**EXTRACTED INFORMATION:**

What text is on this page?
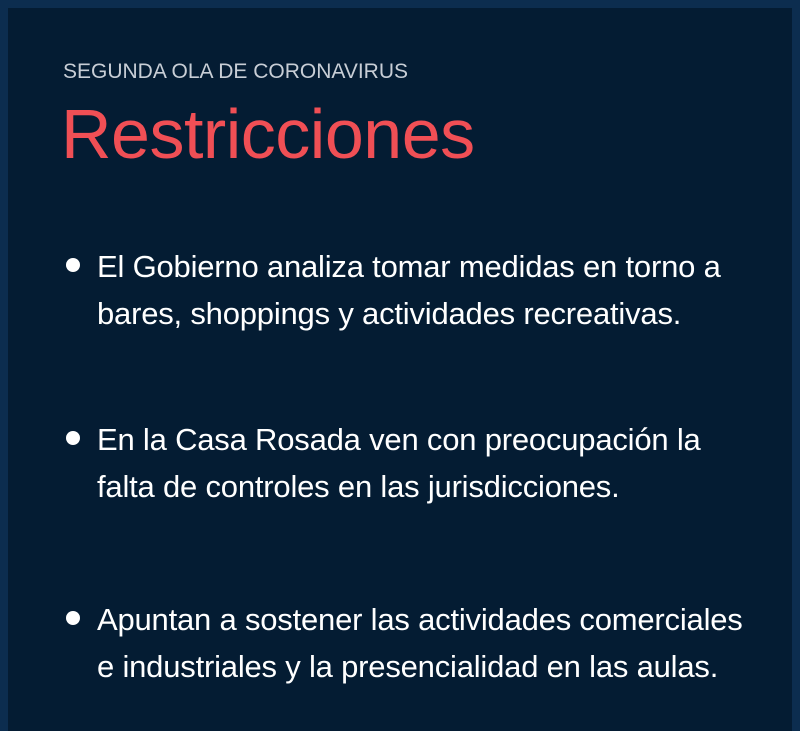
SEGUNDA OLA DE CORONAVIRUS
Restricciones
El Gobierno analiza tomar medidas en torno a bares, shoppings y actividades recreativas.
En la Casa Rosada ven con preocupación la falta de controles en las jurisdicciones.
Apuntan a sostener las actividades comerciales e industriales y la presencialidad en las aulas.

**TASK STATEMENT:**
Look for "actividades" in each line of the material, then copy the lines where it is found.

**SOLUTION FOR THIS PROBLEM:**
El Gobierno analiza tomar medidas en torno a bares, shoppings y actividades recreativas.
Apuntan a sostener las actividades comerciales e industriales y la presencialidad en las aulas.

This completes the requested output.